__Written instruction__
Search the data below for "coffee"; list each line that holds it.

Data entries:
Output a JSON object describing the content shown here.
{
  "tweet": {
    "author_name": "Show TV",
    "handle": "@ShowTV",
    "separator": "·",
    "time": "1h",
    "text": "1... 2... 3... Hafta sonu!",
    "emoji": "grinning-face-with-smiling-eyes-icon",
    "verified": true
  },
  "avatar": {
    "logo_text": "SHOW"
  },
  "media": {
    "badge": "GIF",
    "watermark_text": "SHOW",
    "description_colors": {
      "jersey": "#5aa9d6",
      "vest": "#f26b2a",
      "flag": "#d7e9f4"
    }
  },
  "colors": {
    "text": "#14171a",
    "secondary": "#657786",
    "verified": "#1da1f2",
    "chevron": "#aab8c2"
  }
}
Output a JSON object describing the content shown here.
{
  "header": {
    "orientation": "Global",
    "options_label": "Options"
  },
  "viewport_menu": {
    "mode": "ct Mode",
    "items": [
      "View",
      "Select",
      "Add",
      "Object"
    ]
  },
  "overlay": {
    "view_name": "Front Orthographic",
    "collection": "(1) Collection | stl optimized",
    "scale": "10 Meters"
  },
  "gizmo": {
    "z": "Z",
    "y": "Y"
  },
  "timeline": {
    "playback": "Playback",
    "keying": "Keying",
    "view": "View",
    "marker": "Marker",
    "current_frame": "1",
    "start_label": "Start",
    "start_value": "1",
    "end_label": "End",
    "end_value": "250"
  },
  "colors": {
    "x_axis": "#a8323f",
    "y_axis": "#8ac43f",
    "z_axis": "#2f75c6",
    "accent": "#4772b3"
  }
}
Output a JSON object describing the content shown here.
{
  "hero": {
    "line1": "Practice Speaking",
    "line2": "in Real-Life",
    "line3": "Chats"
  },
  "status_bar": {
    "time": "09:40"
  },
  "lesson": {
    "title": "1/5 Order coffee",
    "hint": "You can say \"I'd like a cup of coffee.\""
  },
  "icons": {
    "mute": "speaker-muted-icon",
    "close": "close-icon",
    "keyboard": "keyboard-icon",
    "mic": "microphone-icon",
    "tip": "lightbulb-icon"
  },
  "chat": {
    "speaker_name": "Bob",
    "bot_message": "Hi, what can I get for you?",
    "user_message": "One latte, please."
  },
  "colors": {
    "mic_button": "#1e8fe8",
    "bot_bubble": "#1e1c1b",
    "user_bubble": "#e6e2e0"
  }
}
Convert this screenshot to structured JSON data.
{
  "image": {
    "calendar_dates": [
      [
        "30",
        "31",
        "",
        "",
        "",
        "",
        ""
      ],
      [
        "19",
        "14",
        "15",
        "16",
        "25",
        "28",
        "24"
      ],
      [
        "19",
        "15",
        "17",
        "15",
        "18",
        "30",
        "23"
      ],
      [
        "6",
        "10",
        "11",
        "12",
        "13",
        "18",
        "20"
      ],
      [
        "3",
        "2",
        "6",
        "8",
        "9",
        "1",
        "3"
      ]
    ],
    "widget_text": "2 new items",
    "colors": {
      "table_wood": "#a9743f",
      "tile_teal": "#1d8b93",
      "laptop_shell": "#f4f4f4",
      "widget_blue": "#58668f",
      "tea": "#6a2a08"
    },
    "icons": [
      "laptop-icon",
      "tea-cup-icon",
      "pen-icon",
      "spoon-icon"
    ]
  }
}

__Correct answer__
    "title": "1/5 Order coffee",
    "hint": "You can say \"I'd like a cup of coffee.\""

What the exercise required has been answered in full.